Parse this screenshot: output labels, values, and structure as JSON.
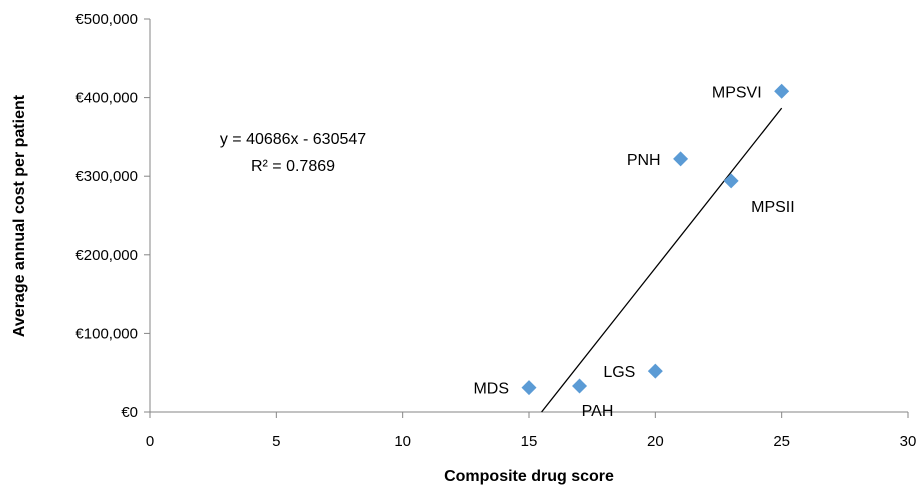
{
  "chart_data": {
    "type": "scatter",
    "xlabel": "Composite drug score",
    "ylabel": "Average annual cost per patient",
    "xlim": [
      0,
      30
    ],
    "ylim": [
      0,
      500000
    ],
    "x_ticks": [
      0,
      5,
      10,
      15,
      20,
      25,
      30
    ],
    "y_ticks": [
      0,
      100000,
      200000,
      300000,
      400000,
      500000
    ],
    "y_tick_labels": [
      "€0",
      "€100,000",
      "€200,000",
      "€300,000",
      "€400,000",
      "€500,000"
    ],
    "grid": false,
    "legend": "none",
    "marker_color": "#5B9BD5",
    "marker_shape": "diamond",
    "points": [
      {
        "label": "MPSVI",
        "x": 25,
        "y": 408000,
        "label_pos": "left"
      },
      {
        "label": "PNH",
        "x": 21,
        "y": 322000,
        "label_pos": "left"
      },
      {
        "label": "MPSII",
        "x": 23,
        "y": 294000,
        "label_pos": "below-right"
      },
      {
        "label": "LGS",
        "x": 20,
        "y": 52000,
        "label_pos": "left"
      },
      {
        "label": "MDS",
        "x": 15,
        "y": 31000,
        "label_pos": "left"
      },
      {
        "label": "PAH",
        "x": 17,
        "y": 33000,
        "label_pos": "below"
      }
    ],
    "trendline": {
      "type": "linear",
      "slope": 40686,
      "intercept": -630547,
      "color": "#000000",
      "equation_text": "y = 40686x - 630547",
      "r2_text": "R² = 0.7869"
    }
  }
}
== == ==
▶ **Exercise requirements**: Give all the lines above again, character for character, without pictures.

▶ **Correct output**:
Parse this screenshot: output labels, values, and structure as JSON.
{
  "chart_data": {
    "type": "scatter",
    "xlabel": "Composite drug score",
    "ylabel": "Average annual cost per patient",
    "xlim": [
      0,
      30
    ],
    "ylim": [
      0,
      500000
    ],
    "x_ticks": [
      0,
      5,
      10,
      15,
      20,
      25,
      30
    ],
    "y_ticks": [
      0,
      100000,
      200000,
      300000,
      400000,
      500000
    ],
    "y_tick_labels": [
      "€0",
      "€100,000",
      "€200,000",
      "€300,000",
      "€400,000",
      "€500,000"
    ],
    "grid": false,
    "legend": "none",
    "marker_color": "#5B9BD5",
    "marker_shape": "diamond",
    "points": [
      {
        "label": "MPSVI",
        "x": 25,
        "y": 408000,
        "label_pos": "left"
      },
      {
        "label": "PNH",
        "x": 21,
        "y": 322000,
        "label_pos": "left"
      },
      {
        "label": "MPSII",
        "x": 23,
        "y": 294000,
        "label_pos": "below-right"
      },
      {
        "label": "LGS",
        "x": 20,
        "y": 52000,
        "label_pos": "left"
      },
      {
        "label": "MDS",
        "x": 15,
        "y": 31000,
        "label_pos": "left"
      },
      {
        "label": "PAH",
        "x": 17,
        "y": 33000,
        "label_pos": "below"
      }
    ],
    "trendline": {
      "type": "linear",
      "slope": 40686,
      "intercept": -630547,
      "color": "#000000",
      "equation_text": "y = 40686x - 630547",
      "r2_text": "R² = 0.7869"
    }
  }
}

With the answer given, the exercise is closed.